Your objective: Quote every line of the material beneath this one.

Stored entries:
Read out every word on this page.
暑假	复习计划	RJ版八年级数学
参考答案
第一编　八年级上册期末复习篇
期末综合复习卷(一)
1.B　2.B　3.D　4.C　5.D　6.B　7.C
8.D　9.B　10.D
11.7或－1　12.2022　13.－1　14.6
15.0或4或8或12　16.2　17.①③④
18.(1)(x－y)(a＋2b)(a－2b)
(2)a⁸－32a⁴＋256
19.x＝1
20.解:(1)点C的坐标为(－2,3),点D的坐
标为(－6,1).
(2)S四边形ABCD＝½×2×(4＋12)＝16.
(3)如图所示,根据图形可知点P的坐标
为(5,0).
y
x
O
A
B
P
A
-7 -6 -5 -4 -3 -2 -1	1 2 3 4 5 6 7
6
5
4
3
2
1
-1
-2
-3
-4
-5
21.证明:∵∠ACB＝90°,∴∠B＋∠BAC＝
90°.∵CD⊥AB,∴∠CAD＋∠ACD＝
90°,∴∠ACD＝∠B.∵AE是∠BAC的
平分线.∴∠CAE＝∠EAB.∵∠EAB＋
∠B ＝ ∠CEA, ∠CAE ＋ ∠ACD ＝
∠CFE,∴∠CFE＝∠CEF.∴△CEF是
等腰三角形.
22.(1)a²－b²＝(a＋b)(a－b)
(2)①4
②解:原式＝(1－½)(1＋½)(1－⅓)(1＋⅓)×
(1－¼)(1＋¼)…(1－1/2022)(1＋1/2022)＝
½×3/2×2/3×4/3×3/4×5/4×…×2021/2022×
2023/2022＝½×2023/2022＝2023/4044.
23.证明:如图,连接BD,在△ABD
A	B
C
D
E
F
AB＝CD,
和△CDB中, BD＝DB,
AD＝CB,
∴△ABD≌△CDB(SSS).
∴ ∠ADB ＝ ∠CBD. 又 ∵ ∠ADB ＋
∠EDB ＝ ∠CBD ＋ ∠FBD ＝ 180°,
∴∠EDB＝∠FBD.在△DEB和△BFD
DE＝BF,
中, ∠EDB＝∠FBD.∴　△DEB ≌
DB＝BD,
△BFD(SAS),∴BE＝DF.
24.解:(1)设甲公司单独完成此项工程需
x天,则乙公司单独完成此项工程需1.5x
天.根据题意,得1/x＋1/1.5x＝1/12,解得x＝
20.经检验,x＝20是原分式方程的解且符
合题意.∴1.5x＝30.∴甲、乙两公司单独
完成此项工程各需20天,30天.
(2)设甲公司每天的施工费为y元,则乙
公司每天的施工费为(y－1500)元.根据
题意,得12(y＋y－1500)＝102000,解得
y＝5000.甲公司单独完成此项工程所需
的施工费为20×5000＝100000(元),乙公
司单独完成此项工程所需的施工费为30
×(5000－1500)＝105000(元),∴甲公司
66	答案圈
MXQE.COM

Final result:
Read out every word on this page.
暑假	复习计划	RJ版八年级数学
参考答案
第一编　八年级上册期末复习篇
期末综合复习卷(一)
1.B　2.B　3.D　4.C　5.D　6.B　7.C
8.D　9.B　10.D
11.7或－1　12.2022　13.－1　14.6
15.0或4或8或12　16.2　17.①③④
18.(1)(x－y)(a＋2b)(a－2b)
(2)a⁸－32a⁴＋256
19.x＝1
20.解:(1)点C的坐标为(－2,3),点D的坐
标为(－6,1).
(2)S四边形ABCD＝½×2×(4＋12)＝16.
(3)如图所示,根据图形可知点P的坐标
为(5,0).
y
x
O
A
B
P
A
-7 -6 -5 -4 -3 -2 -1	1 2 3 4 5 6 7
6
5
4
3
2
1
-1
-2
-3
-4
-5
21.证明:∵∠ACB＝90°,∴∠B＋∠BAC＝
90°.∵CD⊥AB,∴∠CAD＋∠ACD＝
90°,∴∠ACD＝∠B.∵AE是∠BAC的
平分线.∴∠CAE＝∠EAB.∵∠EAB＋
∠B ＝ ∠CEA, ∠CAE ＋ ∠ACD ＝
∠CFE,∴∠CFE＝∠CEF.∴△CEF是
等腰三角形.
22.(1)a²－b²＝(a＋b)(a－b)
(2)①4
②解:原式＝(1－½)(1＋½)(1－⅓)(1＋⅓)×
(1－¼)(1＋¼)…(1－1/2022)(1＋1/2022)＝
½×3/2×2/3×4/3×3/4×5/4×…×2021/2022×
2023/2022＝½×2023/2022＝2023/4044.
23.证明:如图,连接BD,在△ABD
A	B
C
D
E
F
AB＝CD,
和△CDB中, BD＝DB,
AD＝CB,
∴△ABD≌△CDB(SSS).
∴ ∠ADB ＝ ∠CBD. 又 ∵ ∠ADB ＋
∠EDB ＝ ∠CBD ＋ ∠FBD ＝ 180°,
∴∠EDB＝∠FBD.在△DEB和△BFD
DE＝BF,
中, ∠EDB＝∠FBD.∴　△DEB ≌
DB＝BD,
△BFD(SAS),∴BE＝DF.
24.解:(1)设甲公司单独完成此项工程需
x天,则乙公司单独完成此项工程需1.5x
天.根据题意,得1/x＋1/1.5x＝1/12,解得x＝
20.经检验,x＝20是原分式方程的解且符
合题意.∴1.5x＝30.∴甲、乙两公司单独
完成此项工程各需20天,30天.
(2)设甲公司每天的施工费为y元,则乙
公司每天的施工费为(y－1500)元.根据
题意,得12(y＋y－1500)＝102000,解得
y＝5000.甲公司单独完成此项工程所需
的施工费为20×5000＝100000(元),乙公
司单独完成此项工程所需的施工费为30
×(5000－1500)＝105000(元),∴甲公司
66	答案圈
MXQE.COM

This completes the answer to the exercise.